**The task:** Your task is to copy every line of this material exactly.

Begin Exercise materials

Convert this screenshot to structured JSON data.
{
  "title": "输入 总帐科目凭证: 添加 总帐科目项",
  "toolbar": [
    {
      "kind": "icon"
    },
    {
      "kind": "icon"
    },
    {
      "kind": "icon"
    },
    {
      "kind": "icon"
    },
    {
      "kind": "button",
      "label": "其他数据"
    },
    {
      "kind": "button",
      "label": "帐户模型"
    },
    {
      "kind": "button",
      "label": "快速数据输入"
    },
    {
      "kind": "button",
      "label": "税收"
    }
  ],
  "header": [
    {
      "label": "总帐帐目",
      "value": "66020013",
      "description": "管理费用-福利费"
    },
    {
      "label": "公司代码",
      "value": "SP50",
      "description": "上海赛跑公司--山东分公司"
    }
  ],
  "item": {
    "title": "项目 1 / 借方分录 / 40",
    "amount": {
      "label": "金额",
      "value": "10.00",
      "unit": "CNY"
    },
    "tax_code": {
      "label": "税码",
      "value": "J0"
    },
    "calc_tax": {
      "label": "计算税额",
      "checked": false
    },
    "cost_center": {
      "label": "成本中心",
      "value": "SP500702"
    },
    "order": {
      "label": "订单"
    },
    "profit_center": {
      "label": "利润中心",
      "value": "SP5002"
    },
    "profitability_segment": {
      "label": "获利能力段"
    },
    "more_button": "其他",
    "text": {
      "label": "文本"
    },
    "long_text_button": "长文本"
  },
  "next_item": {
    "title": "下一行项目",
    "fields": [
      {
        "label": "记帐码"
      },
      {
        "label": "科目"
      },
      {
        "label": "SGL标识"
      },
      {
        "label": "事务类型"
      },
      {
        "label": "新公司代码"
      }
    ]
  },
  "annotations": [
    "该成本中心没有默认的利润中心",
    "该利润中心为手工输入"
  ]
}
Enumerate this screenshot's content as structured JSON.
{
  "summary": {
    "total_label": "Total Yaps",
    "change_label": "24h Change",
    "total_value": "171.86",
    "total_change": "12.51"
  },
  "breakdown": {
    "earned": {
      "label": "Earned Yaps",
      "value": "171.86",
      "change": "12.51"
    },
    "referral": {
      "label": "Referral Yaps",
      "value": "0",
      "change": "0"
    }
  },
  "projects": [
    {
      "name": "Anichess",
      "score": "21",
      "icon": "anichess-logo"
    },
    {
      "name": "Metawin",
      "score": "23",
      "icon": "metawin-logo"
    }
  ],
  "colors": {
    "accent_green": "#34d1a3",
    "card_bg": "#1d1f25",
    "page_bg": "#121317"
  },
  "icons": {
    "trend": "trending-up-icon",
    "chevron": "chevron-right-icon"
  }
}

End Exercise materials

**Worked solution:**
Convert this screenshot to structured JSON data.
{
  "title": "输入 总帐科目凭证: 添加 总帐科目项",
  "toolbar": [
    {
      "kind": "icon"
    },
    {
      "kind": "icon"
    },
    {
      "kind": "icon"
    },
    {
      "kind": "icon"
    },
    {
      "kind": "button",
      "label": "其他数据"
    },
    {
      "kind": "button",
      "label": "帐户模型"
    },
    {
      "kind": "button",
      "label": "快速数据输入"
    },
    {
      "kind": "button",
      "label": "税收"
    }
  ],
  "header": [
    {
      "label": "总帐帐目",
      "value": "66020013",
      "description": "管理费用-福利费"
    },
    {
      "label": "公司代码",
      "value": "SP50",
      "description": "上海赛跑公司--山东分公司"
    }
  ],
  "item": {
    "title": "项目 1 / 借方分录 / 40",
    "amount": {
      "label": "金额",
      "value": "10.00",
      "unit": "CNY"
    },
    "tax_code": {
      "label": "税码",
      "value": "J0"
    },
    "calc_tax": {
      "label": "计算税额",
      "checked": false
    },
    "cost_center": {
      "label": "成本中心",
      "value": "SP500702"
    },
    "order": {
      "label": "订单"
    },
    "profit_center": {
      "label": "利润中心",
      "value": "SP5002"
    },
    "profitability_segment": {
      "label": "获利能力段"
    },
    "more_button": "其他",
    "text": {
      "label": "文本"
    },
    "long_text_button": "长文本"
  },
  "next_item": {
    "title": "下一行项目",
    "fields": [
      {
        "label": "记帐码"
      },
      {
        "label": "科目"
      },
      {
        "label": "SGL标识"
      },
      {
        "label": "事务类型"
      },
      {
        "label": "新公司代码"
      }
    ]
  },
  "annotations": [
    "该成本中心没有默认的利润中心",
    "该利润中心为手工输入"
  ]
}
Enumerate this screenshot's content as structured JSON.
{
  "summary": {
    "total_label": "Total Yaps",
    "change_label": "24h Change",
    "total_value": "171.86",
    "total_change": "12.51"
  },
  "breakdown": {
    "earned": {
      "label": "Earned Yaps",
      "value": "171.86",
      "change": "12.51"
    },
    "referral": {
      "label": "Referral Yaps",
      "value": "0",
      "change": "0"
    }
  },
  "projects": [
    {
      "name": "Anichess",
      "score": "21",
      "icon": "anichess-logo"
    },
    {
      "name": "Metawin",
      "score": "23",
      "icon": "metawin-logo"
    }
  ],
  "colors": {
    "accent_green": "#34d1a3",
    "card_bg": "#1d1f25",
    "page_bg": "#121317"
  },
  "icons": {
    "trend": "trending-up-icon",
    "chevron": "chevron-right-icon"
  }
}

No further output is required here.